• JOB:
Look for "Parteien" in each line of the entries, and return the matching lines.

• Dataset items:
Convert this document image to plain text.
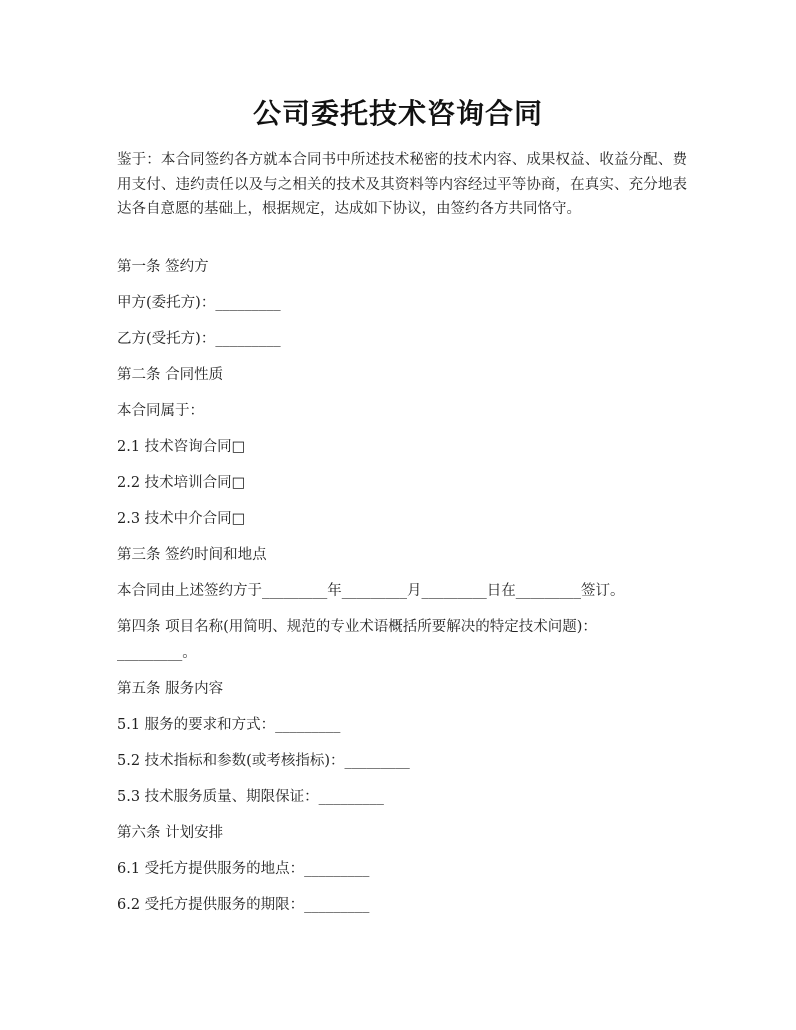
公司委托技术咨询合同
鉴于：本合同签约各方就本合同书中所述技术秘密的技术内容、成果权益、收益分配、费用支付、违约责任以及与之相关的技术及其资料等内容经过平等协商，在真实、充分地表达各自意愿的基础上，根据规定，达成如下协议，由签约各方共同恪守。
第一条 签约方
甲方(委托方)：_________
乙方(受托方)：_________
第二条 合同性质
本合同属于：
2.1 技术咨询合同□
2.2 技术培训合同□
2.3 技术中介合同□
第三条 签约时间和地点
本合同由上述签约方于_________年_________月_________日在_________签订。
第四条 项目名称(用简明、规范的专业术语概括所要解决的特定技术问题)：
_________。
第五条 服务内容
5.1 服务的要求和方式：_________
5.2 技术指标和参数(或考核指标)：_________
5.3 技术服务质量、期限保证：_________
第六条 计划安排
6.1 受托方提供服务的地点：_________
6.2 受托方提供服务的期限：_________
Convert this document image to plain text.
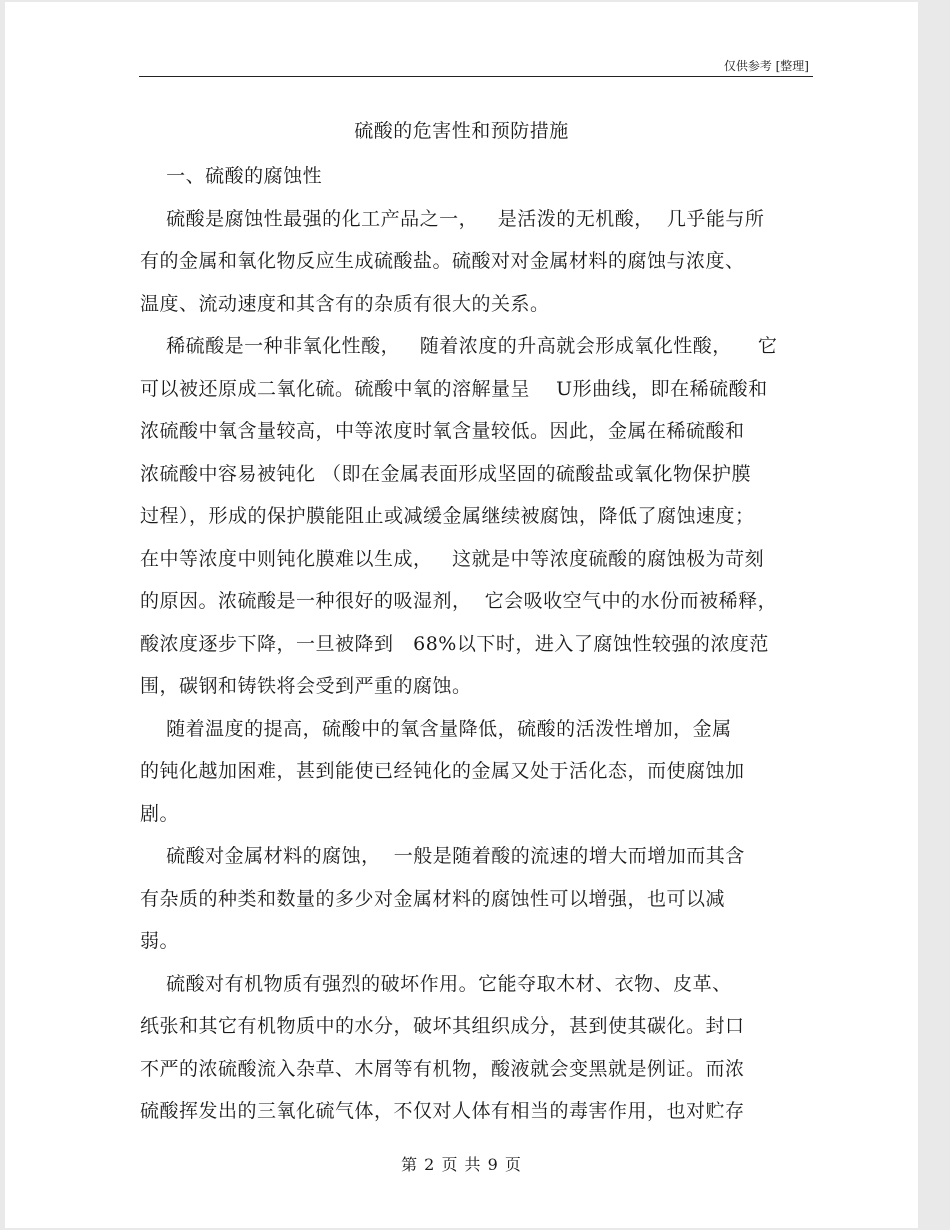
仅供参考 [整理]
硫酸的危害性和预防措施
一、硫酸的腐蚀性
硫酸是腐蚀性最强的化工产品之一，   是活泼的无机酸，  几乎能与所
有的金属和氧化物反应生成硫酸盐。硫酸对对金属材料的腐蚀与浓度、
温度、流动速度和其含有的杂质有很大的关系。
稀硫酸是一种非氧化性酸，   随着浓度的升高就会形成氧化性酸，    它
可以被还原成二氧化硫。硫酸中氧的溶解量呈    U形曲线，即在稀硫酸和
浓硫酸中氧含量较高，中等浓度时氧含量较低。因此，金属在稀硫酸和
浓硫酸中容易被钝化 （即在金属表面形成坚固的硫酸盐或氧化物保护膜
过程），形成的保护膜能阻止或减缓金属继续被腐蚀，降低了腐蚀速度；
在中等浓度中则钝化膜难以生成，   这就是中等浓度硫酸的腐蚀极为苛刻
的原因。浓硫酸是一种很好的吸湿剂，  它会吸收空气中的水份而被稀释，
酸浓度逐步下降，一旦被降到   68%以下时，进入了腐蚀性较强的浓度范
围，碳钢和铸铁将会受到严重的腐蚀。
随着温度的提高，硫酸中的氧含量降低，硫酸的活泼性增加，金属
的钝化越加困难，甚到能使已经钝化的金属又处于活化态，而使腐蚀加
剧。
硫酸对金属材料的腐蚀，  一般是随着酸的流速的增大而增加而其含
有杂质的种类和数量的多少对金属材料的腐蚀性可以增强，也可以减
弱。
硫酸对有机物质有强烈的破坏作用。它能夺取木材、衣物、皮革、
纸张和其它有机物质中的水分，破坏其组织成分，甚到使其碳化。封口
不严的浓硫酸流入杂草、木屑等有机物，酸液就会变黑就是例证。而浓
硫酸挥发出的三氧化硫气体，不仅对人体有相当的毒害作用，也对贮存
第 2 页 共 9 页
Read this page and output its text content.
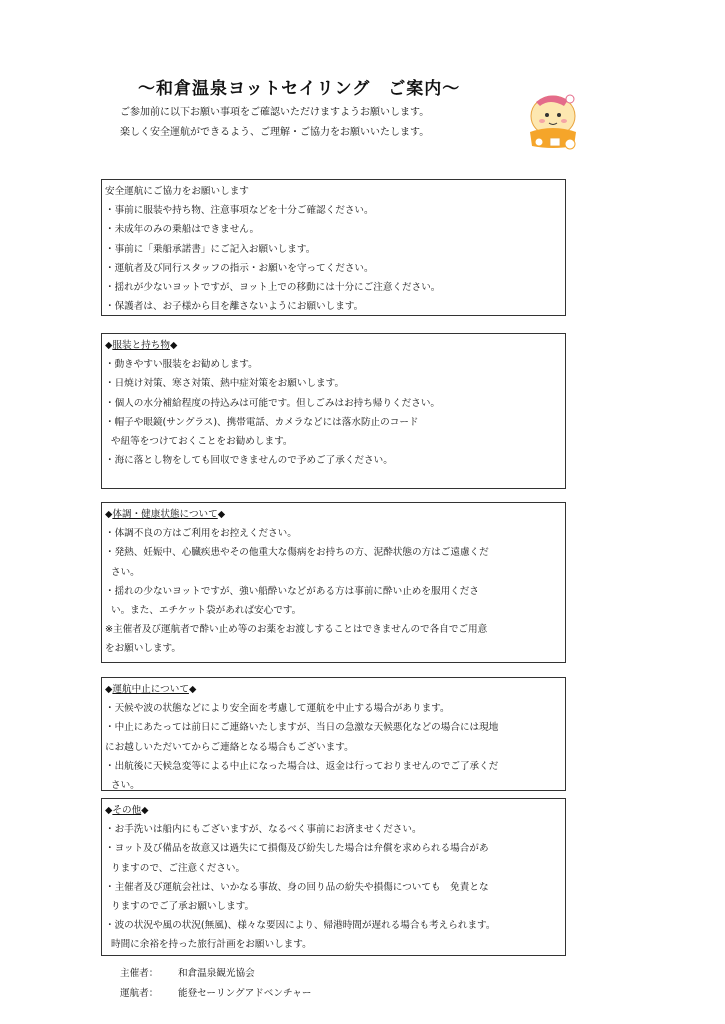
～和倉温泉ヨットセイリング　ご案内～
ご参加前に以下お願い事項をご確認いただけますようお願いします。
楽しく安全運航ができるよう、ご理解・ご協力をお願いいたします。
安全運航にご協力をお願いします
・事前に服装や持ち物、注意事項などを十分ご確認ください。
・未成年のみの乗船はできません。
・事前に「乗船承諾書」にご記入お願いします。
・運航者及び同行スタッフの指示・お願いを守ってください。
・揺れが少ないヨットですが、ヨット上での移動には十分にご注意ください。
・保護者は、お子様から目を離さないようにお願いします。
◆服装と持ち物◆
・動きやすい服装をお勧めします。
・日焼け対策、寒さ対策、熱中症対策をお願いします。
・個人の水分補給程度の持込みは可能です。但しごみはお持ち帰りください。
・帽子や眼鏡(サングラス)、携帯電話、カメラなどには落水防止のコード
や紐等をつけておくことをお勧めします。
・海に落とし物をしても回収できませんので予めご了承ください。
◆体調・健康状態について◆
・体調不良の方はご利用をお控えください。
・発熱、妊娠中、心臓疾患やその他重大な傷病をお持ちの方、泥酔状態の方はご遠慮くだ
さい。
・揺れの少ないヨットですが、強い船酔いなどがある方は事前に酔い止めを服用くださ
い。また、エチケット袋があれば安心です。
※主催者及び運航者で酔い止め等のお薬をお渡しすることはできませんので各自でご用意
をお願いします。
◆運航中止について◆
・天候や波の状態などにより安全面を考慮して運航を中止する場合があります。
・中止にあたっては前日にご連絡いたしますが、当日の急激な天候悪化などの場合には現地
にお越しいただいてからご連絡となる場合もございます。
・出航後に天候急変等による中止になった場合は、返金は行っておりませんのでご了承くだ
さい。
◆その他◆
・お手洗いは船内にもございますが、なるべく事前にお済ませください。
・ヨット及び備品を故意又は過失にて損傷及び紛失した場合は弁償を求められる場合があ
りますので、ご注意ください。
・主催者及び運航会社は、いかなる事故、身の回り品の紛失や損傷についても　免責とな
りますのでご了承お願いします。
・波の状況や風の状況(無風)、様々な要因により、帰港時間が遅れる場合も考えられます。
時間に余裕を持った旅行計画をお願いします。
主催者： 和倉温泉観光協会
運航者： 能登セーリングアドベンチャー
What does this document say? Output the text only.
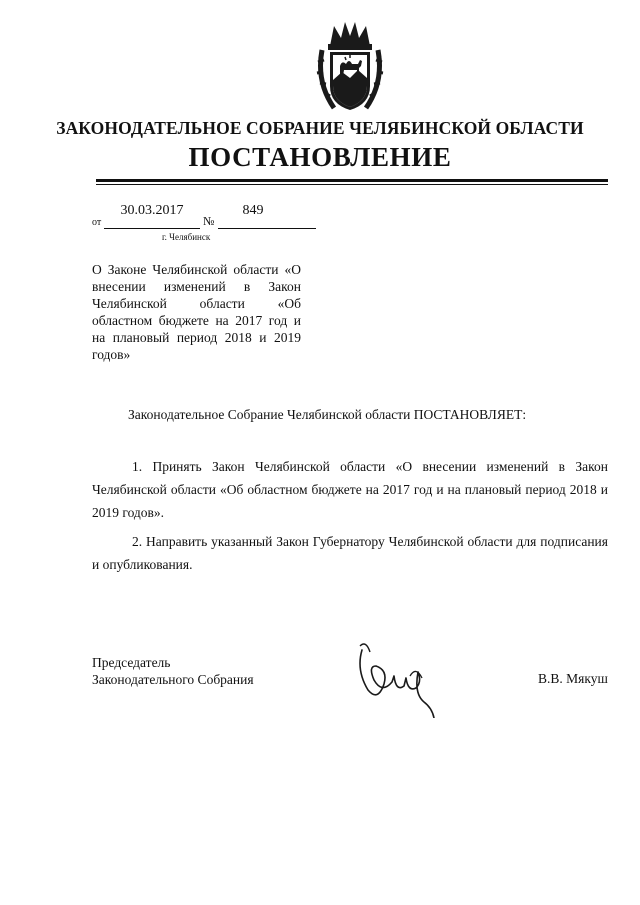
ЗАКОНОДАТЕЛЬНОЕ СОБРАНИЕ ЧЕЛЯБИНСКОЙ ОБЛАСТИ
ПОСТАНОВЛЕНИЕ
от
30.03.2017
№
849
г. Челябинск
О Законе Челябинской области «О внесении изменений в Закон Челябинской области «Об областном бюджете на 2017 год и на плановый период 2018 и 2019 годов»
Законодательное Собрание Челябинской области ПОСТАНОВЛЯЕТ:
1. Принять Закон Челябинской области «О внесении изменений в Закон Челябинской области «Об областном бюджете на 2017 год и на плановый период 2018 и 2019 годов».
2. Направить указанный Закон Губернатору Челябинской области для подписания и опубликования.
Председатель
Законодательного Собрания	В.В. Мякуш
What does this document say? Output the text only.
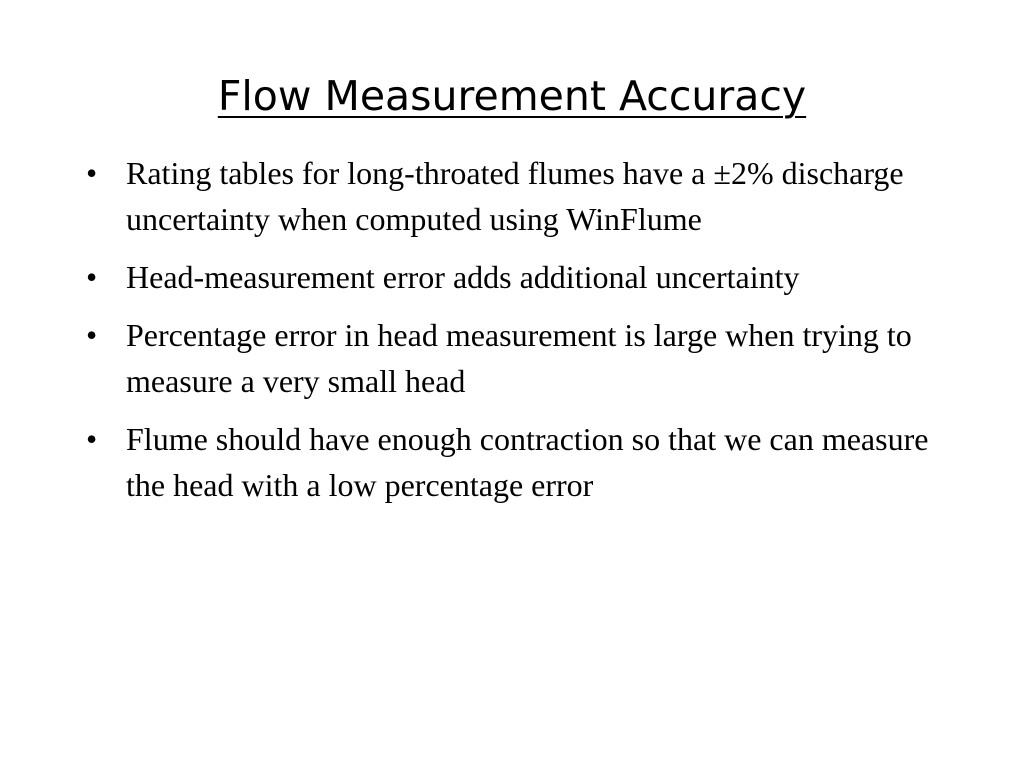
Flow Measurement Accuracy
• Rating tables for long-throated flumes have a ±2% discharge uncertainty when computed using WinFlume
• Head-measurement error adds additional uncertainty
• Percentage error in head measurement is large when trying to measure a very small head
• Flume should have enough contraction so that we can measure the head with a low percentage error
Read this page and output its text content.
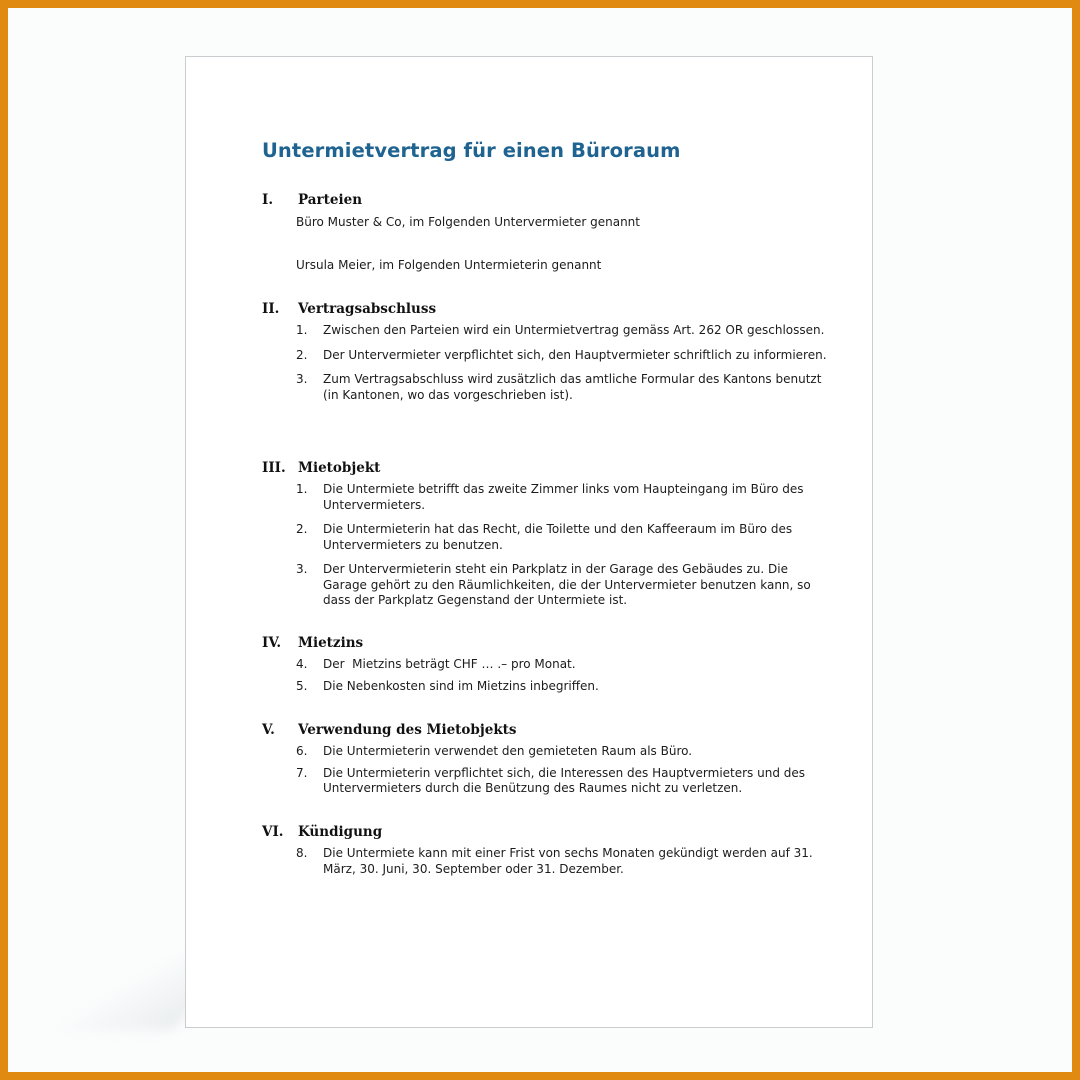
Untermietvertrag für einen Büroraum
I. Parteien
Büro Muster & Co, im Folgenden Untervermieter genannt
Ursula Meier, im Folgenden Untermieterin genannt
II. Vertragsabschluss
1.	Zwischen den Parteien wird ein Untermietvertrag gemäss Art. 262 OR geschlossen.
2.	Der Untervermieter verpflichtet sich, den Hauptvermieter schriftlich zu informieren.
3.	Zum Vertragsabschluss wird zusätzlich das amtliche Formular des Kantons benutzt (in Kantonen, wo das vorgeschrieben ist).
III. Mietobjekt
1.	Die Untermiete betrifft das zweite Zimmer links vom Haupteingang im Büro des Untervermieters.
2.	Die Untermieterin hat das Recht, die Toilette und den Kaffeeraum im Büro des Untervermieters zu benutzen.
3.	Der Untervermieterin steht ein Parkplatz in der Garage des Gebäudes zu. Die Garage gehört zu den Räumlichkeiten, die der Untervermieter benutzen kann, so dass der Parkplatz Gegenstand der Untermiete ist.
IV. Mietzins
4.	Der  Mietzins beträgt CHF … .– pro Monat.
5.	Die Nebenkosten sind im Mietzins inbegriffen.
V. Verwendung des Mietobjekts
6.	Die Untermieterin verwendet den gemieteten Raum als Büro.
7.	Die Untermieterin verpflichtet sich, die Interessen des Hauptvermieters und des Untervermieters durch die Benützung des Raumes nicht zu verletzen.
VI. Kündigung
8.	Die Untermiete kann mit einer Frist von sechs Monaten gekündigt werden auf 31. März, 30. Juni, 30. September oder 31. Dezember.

• SOLUTION FOR THIS TASK:
I. Parteien
1.	Zwischen den Parteien wird ein Untermietvertrag gemäss Art. 262 OR geschlossen.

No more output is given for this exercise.